*Passage*:
SAN DIEGO–(BUSINESS WIRE)–Innovative Industrial Properties, Inc. (the “Company”) (NYSE: IIPR) announced today that its operating partnership, IIP Operating Partnership, LP (the “Operating Partnership”), priced a private offering of $300 million aggregate principal amount of 5.50% Senior Notes due 2026 (the “notes”). The notes mature on May 25, 2026. Interest on the notes is payable semiannually on May 15 and November 15 of each year, with the first payment on November 15, 2021. The offering is expected to close on May 25, 2021, subject to customary closing conditions.
The notes will be the Operating Partnership’s general unsecured and unsubordinated obligations, will be fully and unconditionally guaranteed by the Company and the Operating Partnership’s subsidiaries, and will rank equally in right of payment with all of the Operating Partnership’s existing and future senior unsecured indebtedness, including its 3.75% Exchangeable Senior Notes due 2024. The Operating Partnership may redeem some or all of the notes at its option at any time and from time to time at the applicable redemption price. Upon a change of control triggering event, the Operating Partnership will be required to make an offer to purchase each holder’s notes at a purchase price equal to 101% of the principal amount thereof, plus accrued and unpaid interest to, but excluding, the date of purchase.
The Operating Partnership intends to use the net proceeds from this private offering to invest in specialized industrial real estate assets that support the regulated cannabis industry that are consistent with its investment strategy, and for general corporate purposes.

*Extracted data*:
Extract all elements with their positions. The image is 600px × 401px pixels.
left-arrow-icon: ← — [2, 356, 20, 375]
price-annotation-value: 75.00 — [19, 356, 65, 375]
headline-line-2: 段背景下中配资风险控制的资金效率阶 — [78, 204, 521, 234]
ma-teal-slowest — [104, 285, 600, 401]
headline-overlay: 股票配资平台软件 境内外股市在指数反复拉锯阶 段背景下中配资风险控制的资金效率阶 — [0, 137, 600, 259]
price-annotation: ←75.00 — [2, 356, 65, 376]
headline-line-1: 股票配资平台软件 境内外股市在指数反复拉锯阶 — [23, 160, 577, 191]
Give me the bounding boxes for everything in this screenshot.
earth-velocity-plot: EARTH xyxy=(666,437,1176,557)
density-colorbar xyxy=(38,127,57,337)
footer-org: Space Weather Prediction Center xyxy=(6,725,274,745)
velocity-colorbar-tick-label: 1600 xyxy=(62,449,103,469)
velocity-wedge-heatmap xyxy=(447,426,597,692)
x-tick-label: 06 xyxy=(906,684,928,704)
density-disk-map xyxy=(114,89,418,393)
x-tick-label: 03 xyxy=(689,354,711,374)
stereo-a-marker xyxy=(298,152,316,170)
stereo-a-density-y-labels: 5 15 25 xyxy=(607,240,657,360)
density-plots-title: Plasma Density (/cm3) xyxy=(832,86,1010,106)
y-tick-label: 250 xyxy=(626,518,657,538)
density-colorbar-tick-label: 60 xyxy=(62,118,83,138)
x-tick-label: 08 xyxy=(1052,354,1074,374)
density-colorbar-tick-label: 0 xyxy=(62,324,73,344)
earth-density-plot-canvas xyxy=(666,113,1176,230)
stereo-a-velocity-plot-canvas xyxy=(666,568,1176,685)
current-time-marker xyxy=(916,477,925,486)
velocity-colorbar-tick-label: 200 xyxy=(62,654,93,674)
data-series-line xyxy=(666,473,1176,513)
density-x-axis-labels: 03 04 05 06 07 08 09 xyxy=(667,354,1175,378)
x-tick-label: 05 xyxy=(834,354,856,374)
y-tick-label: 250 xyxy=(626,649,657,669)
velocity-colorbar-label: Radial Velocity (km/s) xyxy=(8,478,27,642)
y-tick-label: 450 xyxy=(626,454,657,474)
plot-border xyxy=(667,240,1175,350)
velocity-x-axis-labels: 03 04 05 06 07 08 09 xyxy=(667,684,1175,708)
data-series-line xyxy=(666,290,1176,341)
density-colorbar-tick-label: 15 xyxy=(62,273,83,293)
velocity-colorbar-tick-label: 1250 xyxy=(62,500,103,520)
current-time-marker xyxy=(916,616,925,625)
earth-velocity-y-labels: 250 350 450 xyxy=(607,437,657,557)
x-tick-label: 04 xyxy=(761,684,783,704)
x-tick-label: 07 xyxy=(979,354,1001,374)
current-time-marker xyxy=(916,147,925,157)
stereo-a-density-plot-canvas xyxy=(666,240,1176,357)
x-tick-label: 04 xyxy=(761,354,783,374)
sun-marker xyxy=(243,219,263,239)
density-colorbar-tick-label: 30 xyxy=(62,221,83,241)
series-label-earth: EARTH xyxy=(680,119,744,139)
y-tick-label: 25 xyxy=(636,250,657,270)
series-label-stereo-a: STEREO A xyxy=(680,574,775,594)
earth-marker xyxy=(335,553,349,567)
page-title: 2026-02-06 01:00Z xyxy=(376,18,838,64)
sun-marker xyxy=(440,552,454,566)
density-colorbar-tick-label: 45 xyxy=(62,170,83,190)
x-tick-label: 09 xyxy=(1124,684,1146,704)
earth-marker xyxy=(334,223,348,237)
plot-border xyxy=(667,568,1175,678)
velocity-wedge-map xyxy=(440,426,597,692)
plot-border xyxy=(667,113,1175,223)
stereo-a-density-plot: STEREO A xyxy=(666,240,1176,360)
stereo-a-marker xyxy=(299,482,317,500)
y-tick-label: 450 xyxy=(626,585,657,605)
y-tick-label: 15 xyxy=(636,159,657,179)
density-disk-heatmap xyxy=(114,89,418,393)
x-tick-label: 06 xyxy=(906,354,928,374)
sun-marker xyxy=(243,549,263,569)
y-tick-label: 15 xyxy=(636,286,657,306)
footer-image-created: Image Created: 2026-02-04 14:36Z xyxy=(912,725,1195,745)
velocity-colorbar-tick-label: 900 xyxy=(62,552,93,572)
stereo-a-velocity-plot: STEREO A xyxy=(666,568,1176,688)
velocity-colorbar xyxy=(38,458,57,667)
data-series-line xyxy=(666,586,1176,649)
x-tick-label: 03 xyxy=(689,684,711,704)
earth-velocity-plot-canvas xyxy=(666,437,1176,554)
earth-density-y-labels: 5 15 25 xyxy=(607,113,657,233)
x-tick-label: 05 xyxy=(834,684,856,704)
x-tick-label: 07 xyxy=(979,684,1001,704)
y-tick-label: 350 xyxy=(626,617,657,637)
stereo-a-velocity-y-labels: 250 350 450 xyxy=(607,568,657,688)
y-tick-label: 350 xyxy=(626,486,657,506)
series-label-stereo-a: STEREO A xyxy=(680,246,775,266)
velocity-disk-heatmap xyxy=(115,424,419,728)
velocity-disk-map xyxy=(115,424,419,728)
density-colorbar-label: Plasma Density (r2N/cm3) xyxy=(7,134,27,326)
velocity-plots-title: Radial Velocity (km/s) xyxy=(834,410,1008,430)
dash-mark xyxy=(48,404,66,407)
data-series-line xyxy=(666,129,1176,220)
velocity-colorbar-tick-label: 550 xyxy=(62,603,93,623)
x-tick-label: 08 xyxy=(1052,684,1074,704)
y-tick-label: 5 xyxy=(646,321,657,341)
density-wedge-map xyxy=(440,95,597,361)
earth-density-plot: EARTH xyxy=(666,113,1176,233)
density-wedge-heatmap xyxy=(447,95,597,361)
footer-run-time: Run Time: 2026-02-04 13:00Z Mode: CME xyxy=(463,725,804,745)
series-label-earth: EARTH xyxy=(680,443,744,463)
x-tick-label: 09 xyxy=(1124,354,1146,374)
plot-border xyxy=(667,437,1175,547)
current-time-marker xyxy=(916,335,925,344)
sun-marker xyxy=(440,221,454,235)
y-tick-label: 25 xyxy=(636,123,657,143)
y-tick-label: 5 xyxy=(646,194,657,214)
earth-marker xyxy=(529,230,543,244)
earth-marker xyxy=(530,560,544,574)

*Problems and tasks*:
A) Which percentage figures appear in the press release about the senior notes offering?
B) Could you continue the press release about the senior notes offering, picking up after its final sentence?
The entries have nothing to do with the press release.

*Outputs in order*:
A) 5.50%, 3.75%, 101%

B)
This press release is neither an offer to sell, nor a solicitation of an offer to buy, any of these securities and shall not constitute an offer, solicitation or sale in any jurisdiction in which such offer, solicitation or sale is unlawful. Any offer of these securities will be made only by means of a private offering memorandum.
The notes are being offered and will be sold only to qualified institutional buyers pursuant to Rule 144A under the Securities Act of 1933, as amended (the “Act”), and to non-U.S. persons in transactions outside the United States pursuant to Regulation S under the Act. The notes will not be registered under the Act or any state securities laws, and unless so registered, may not be offered or sold in the United States except pursuant to an exemption from the registration requirements of the Act and applicable state laws. The Operating Partnership does not intend to apply to list the notes on any securities exchange or automated dealer quotation system.
This press release contains statements that are “forward-looking statements” within the meaning of the safe harbor provisions of the Private Securities Litigation Reform Act of 1995. All statements other than historical facts, including, without limitation, statements regarding the closing of the offering and the use of proceeds from the offering, are forward-looking statements. When used in this press release, words such as we “expect,” “intend,” “plan,” “estimate,” “anticipate,” “believe” or “should” or the negative thereof or similar terminology are generally intended to identify forward-looking statements. Such forward-looking statements are subject to risks and uncertainties that could cause actual results to differ materially from those expressed in, or implied by, such statements. Investors should not place undue reliance upon forward-looking statements. The Company disclaims any obligation to update or revise any forward-looking statements, whether as a result of new information, future events or otherwise.